_Set exercise_
Look for the string "subtitle" in the lines and copy each line that has it.

[Start Task inputs]

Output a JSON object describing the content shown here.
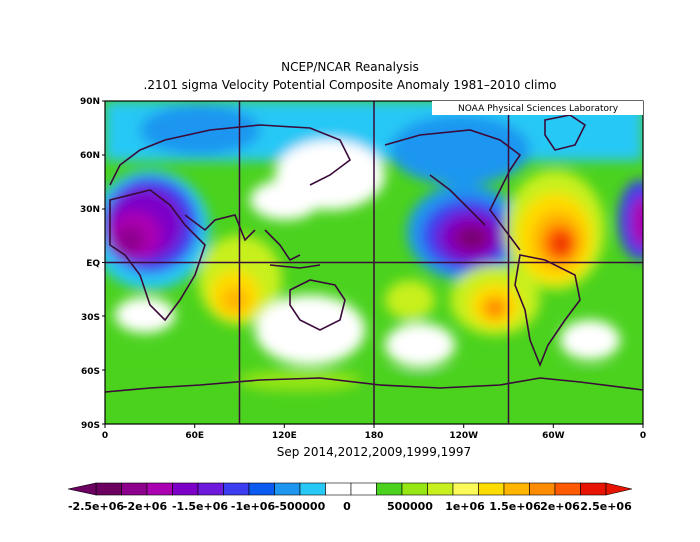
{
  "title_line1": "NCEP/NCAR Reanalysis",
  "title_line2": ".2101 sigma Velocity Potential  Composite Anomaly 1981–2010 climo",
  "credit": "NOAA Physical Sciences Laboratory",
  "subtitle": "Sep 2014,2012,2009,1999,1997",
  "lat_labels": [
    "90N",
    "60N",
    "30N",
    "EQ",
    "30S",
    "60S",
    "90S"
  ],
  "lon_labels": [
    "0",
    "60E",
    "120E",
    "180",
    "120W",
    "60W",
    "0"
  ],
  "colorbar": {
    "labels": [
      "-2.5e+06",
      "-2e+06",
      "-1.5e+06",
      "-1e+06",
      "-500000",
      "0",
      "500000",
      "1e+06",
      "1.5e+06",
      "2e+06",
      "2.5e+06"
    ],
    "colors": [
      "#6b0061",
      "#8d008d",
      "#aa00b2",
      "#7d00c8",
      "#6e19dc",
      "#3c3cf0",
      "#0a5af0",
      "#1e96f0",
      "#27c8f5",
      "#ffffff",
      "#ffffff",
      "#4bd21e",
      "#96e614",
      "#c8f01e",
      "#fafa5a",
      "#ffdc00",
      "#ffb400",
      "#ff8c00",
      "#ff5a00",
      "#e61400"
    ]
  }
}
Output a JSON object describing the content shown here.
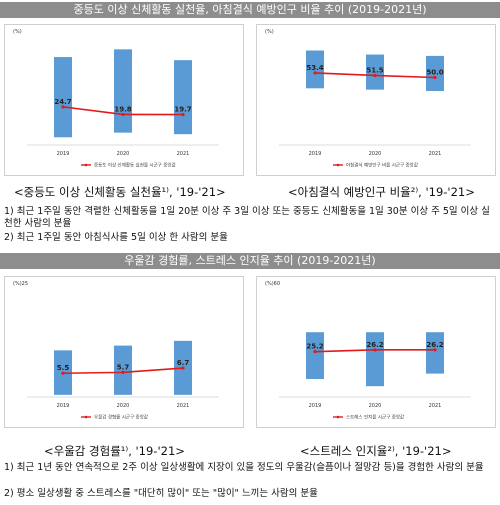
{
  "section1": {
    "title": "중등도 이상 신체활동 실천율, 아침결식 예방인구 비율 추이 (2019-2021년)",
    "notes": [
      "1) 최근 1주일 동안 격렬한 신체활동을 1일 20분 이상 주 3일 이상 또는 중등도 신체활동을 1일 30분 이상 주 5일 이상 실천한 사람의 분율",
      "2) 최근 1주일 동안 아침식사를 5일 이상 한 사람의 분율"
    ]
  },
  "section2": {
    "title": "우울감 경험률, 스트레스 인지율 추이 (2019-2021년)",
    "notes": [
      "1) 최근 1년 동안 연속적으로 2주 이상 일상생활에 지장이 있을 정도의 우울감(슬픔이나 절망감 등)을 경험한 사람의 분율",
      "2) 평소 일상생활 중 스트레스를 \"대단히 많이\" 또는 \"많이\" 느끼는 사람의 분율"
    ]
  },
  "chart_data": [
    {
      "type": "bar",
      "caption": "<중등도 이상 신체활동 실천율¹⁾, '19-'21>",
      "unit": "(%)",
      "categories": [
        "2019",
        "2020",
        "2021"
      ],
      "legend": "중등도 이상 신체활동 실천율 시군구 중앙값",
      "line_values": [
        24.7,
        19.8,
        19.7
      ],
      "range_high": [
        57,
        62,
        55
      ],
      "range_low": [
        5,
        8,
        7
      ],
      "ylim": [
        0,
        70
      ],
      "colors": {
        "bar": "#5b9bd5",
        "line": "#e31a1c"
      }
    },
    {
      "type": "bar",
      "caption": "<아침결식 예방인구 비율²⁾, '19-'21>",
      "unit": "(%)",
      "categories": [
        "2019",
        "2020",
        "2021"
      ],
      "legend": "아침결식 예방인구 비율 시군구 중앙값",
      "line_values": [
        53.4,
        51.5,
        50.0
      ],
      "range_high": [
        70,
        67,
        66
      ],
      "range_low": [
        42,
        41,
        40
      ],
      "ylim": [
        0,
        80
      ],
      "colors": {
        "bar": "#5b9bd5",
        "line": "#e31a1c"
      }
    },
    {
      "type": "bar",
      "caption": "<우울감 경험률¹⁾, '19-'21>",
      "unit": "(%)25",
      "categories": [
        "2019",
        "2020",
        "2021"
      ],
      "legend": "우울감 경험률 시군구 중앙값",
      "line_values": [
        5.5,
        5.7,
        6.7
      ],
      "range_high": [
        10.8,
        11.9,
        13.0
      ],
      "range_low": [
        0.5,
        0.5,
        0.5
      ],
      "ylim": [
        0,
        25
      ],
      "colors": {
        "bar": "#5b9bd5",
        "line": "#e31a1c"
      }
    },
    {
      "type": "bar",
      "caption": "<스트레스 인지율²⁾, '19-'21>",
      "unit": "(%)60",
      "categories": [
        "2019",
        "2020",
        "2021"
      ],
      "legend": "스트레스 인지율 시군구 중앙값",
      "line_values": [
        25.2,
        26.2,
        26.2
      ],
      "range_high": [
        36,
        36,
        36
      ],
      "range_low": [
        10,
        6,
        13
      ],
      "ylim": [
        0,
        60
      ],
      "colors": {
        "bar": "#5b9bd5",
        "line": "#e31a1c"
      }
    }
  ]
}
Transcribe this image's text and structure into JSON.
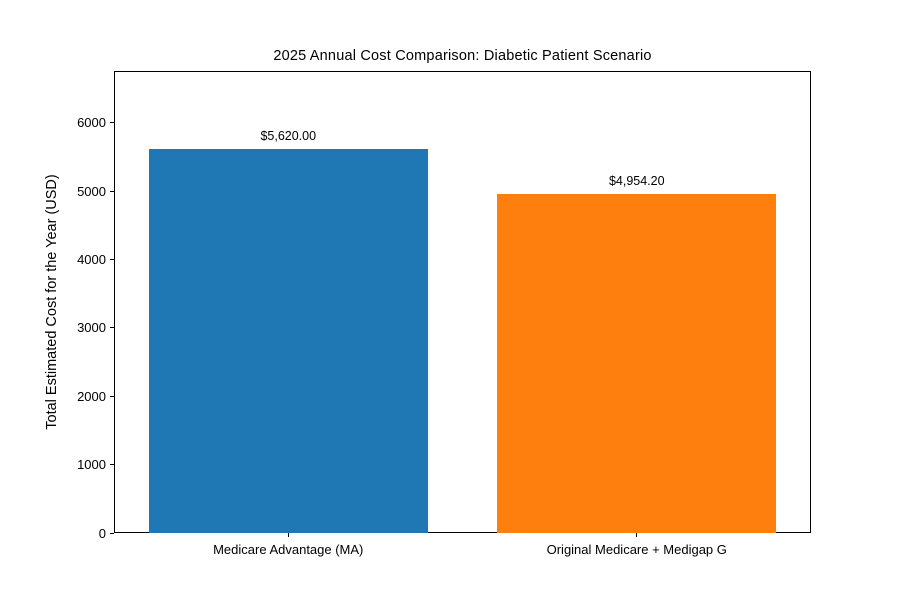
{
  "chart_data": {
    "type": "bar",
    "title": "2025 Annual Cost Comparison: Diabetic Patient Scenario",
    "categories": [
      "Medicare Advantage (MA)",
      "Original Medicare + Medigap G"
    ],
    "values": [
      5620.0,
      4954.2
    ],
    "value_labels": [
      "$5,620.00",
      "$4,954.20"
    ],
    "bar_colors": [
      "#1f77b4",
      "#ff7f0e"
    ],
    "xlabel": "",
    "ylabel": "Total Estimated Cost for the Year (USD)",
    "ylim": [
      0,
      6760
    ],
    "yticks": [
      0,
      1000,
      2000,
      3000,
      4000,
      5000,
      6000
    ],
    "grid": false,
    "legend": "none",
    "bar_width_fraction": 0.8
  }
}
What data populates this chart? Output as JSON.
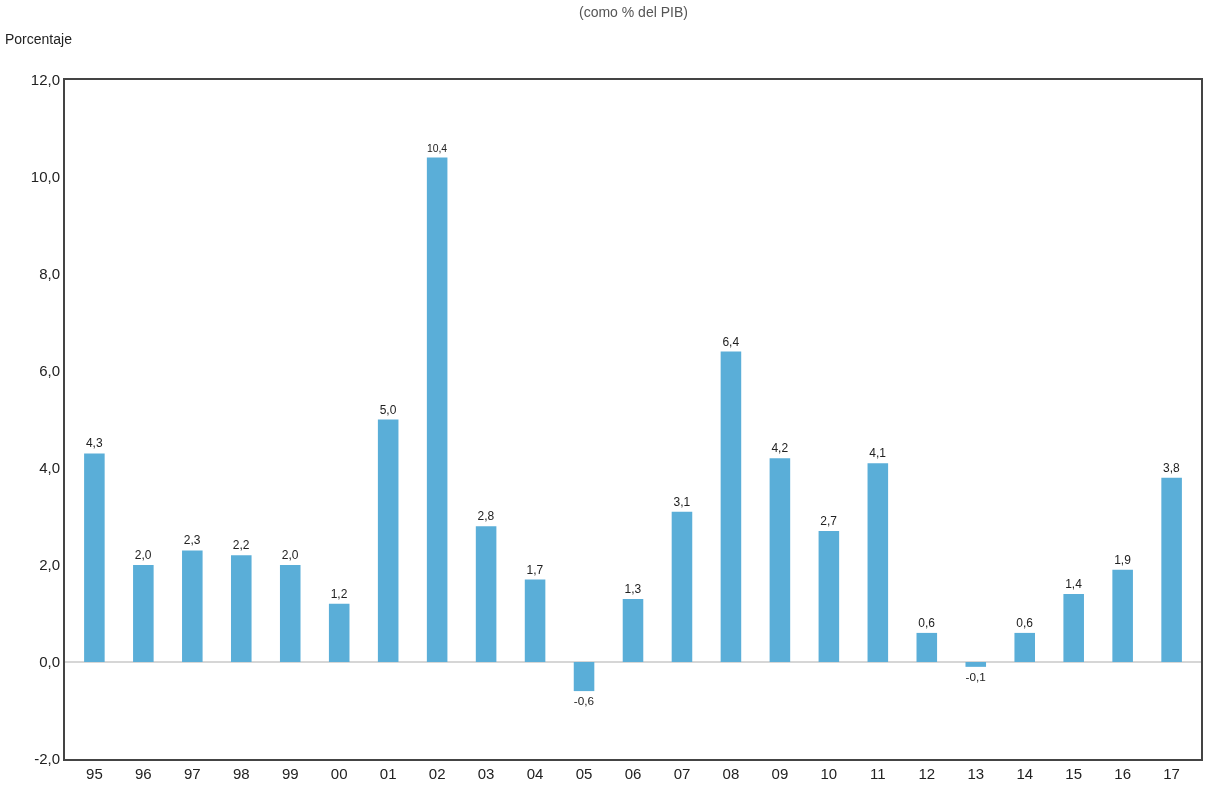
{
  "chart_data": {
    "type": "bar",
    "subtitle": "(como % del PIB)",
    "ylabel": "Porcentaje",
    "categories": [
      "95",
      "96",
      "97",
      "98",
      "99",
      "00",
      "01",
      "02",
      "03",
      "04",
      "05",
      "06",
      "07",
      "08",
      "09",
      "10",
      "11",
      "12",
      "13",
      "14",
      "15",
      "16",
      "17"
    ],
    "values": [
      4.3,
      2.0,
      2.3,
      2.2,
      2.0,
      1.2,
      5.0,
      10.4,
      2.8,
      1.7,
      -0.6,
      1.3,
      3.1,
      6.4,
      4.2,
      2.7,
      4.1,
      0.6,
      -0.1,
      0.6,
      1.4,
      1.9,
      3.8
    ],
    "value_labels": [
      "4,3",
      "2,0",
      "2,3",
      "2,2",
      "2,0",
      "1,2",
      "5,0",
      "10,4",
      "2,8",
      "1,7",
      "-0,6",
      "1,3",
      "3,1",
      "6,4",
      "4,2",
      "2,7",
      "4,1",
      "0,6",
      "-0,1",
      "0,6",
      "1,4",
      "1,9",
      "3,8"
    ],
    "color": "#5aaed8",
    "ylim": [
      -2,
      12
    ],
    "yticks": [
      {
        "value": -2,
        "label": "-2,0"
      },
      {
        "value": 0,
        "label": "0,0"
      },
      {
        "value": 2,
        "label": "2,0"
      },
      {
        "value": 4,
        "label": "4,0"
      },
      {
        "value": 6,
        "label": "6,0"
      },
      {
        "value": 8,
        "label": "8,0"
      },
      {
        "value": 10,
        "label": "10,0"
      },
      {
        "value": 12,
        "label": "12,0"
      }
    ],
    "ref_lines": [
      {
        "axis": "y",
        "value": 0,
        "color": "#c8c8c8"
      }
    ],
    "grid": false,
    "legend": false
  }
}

[End Task inputs]
[Start Task inputs]

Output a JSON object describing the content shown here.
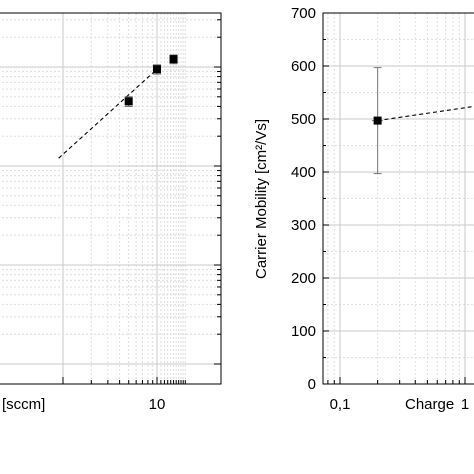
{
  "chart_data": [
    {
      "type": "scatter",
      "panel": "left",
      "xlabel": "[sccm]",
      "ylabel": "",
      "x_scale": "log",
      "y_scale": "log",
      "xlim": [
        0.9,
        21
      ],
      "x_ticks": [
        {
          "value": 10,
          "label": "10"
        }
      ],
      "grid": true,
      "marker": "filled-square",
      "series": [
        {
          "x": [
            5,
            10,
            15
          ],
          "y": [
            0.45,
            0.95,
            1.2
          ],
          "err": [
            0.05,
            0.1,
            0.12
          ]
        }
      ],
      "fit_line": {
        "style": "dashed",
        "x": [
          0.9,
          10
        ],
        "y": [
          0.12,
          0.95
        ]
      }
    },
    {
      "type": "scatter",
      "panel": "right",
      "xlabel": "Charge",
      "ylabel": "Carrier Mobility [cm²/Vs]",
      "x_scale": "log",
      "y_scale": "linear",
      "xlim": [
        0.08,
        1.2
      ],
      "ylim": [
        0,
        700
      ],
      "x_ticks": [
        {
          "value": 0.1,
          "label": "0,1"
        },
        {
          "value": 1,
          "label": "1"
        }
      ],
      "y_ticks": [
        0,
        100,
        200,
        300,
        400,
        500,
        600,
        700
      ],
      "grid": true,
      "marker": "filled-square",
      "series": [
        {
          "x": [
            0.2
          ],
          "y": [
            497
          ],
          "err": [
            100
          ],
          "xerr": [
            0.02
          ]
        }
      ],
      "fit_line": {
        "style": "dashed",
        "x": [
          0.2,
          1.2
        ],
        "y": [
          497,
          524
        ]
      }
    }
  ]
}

[End Task inputs]

_Solution below_
  "subtitle": "Sep 2014,2012,2009,1999,1997",
    "subtitle": "(como % del PIB)",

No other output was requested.